### Prompt
Wherever the word "JSON" appears in a line, copy that line.

** Start of Material provided **

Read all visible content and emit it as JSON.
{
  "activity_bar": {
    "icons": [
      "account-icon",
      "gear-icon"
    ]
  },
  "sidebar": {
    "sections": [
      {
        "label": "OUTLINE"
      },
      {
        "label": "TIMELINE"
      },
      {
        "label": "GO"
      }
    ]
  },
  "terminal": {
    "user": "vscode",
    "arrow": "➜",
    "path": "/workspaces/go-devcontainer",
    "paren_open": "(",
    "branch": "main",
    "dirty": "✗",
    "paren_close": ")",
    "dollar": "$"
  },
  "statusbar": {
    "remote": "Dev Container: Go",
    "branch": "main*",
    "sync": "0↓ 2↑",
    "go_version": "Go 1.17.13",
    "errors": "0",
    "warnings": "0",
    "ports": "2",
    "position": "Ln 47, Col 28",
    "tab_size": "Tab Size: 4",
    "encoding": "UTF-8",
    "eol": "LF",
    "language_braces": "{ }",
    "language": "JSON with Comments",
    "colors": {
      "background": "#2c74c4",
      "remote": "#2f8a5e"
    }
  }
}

** End of Material provided **

### The result
Read all visible content and emit it as JSON.
    "language": "JSON with Comments",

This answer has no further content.